◆ **Exercise prompt**
Reproduce the records below exactly as they appear.

┌──

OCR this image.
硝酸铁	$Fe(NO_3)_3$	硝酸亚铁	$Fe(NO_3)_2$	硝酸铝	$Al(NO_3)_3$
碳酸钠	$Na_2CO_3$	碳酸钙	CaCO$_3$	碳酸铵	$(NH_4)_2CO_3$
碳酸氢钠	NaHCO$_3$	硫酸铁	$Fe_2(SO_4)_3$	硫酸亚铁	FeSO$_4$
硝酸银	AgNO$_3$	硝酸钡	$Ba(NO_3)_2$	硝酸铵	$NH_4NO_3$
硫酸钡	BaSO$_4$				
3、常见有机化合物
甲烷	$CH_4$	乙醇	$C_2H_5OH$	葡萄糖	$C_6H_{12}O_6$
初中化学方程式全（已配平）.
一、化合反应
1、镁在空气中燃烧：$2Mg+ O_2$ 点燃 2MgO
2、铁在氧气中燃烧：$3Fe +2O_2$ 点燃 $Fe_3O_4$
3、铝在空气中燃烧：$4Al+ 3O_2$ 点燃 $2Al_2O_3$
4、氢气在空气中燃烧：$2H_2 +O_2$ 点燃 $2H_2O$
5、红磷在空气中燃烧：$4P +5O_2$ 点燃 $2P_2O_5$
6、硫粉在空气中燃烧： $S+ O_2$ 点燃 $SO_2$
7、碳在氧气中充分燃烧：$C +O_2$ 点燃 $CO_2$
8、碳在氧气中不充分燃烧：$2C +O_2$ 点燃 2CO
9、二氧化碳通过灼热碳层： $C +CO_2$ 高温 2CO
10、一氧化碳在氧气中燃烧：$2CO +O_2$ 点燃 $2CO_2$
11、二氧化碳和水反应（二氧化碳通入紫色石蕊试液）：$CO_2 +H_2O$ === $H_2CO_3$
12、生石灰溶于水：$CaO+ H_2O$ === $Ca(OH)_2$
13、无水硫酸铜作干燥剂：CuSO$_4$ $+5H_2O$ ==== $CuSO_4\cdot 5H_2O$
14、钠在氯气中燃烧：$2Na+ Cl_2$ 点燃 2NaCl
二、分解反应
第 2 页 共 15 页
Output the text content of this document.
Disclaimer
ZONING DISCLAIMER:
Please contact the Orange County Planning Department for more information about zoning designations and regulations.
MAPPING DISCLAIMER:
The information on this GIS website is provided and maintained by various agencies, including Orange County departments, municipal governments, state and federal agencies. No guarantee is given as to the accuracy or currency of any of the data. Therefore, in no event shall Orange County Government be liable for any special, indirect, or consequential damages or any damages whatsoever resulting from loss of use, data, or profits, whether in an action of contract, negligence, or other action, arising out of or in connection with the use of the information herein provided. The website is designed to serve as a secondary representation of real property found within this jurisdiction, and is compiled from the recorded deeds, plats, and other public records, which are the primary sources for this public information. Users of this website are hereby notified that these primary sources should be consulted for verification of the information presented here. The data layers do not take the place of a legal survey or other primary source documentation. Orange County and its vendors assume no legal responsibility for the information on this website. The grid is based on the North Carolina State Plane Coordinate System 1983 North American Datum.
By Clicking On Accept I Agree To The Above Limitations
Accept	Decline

└──

◆ **Reply**
OCR this image.
硝酸铁	$Fe(NO_3)_3$	硝酸亚铁	$Fe(NO_3)_2$	硝酸铝	$Al(NO_3)_3$
碳酸钠	$Na_2CO_3$	碳酸钙	CaCO$_3$	碳酸铵	$(NH_4)_2CO_3$
碳酸氢钠	NaHCO$_3$	硫酸铁	$Fe_2(SO_4)_3$	硫酸亚铁	FeSO$_4$
硝酸银	AgNO$_3$	硝酸钡	$Ba(NO_3)_2$	硝酸铵	$NH_4NO_3$
硫酸钡	BaSO$_4$				
3、常见有机化合物
甲烷	$CH_4$	乙醇	$C_2H_5OH$	葡萄糖	$C_6H_{12}O_6$
初中化学方程式全（已配平）.
一、化合反应
1、镁在空气中燃烧：$2Mg+ O_2$ 点燃 2MgO
2、铁在氧气中燃烧：$3Fe +2O_2$ 点燃 $Fe_3O_4$
3、铝在空气中燃烧：$4Al+ 3O_2$ 点燃 $2Al_2O_3$
4、氢气在空气中燃烧：$2H_2 +O_2$ 点燃 $2H_2O$
5、红磷在空气中燃烧：$4P +5O_2$ 点燃 $2P_2O_5$
6、硫粉在空气中燃烧： $S+ O_2$ 点燃 $SO_2$
7、碳在氧气中充分燃烧：$C +O_2$ 点燃 $CO_2$
8、碳在氧气中不充分燃烧：$2C +O_2$ 点燃 2CO
9、二氧化碳通过灼热碳层： $C +CO_2$ 高温 2CO
10、一氧化碳在氧气中燃烧：$2CO +O_2$ 点燃 $2CO_2$
11、二氧化碳和水反应（二氧化碳通入紫色石蕊试液）：$CO_2 +H_2O$ === $H_2CO_3$
12、生石灰溶于水：$CaO+ H_2O$ === $Ca(OH)_2$
13、无水硫酸铜作干燥剂：CuSO$_4$ $+5H_2O$ ==== $CuSO_4\cdot 5H_2O$
14、钠在氯气中燃烧：$2Na+ Cl_2$ 点燃 2NaCl
二、分解反应
第 2 页 共 15 页
Output the text content of this document.
Disclaimer
ZONING DISCLAIMER:
Please contact the Orange County Planning Department for more information about zoning designations and regulations.
MAPPING DISCLAIMER:
The information on this GIS website is provided and maintained by various agencies, including Orange County departments, municipal governments, state and federal agencies. No guarantee is given as to the accuracy or currency of any of the data. Therefore, in no event shall Orange County Government be liable for any special, indirect, or consequential damages or any damages whatsoever resulting from loss of use, data, or profits, whether in an action of contract, negligence, or other action, arising out of or in connection with the use of the information herein provided. The website is designed to serve as a secondary representation of real property found within this jurisdiction, and is compiled from the recorded deeds, plats, and other public records, which are the primary sources for this public information. Users of this website are hereby notified that these primary sources should be consulted for verification of the information presented here. The data layers do not take the place of a legal survey or other primary source documentation. Orange County and its vendors assume no legal responsibility for the information on this website. The grid is based on the North Carolina State Plane Coordinate System 1983 North American Datum.
By Clicking On Accept I Agree To The Above Limitations
Accept	Decline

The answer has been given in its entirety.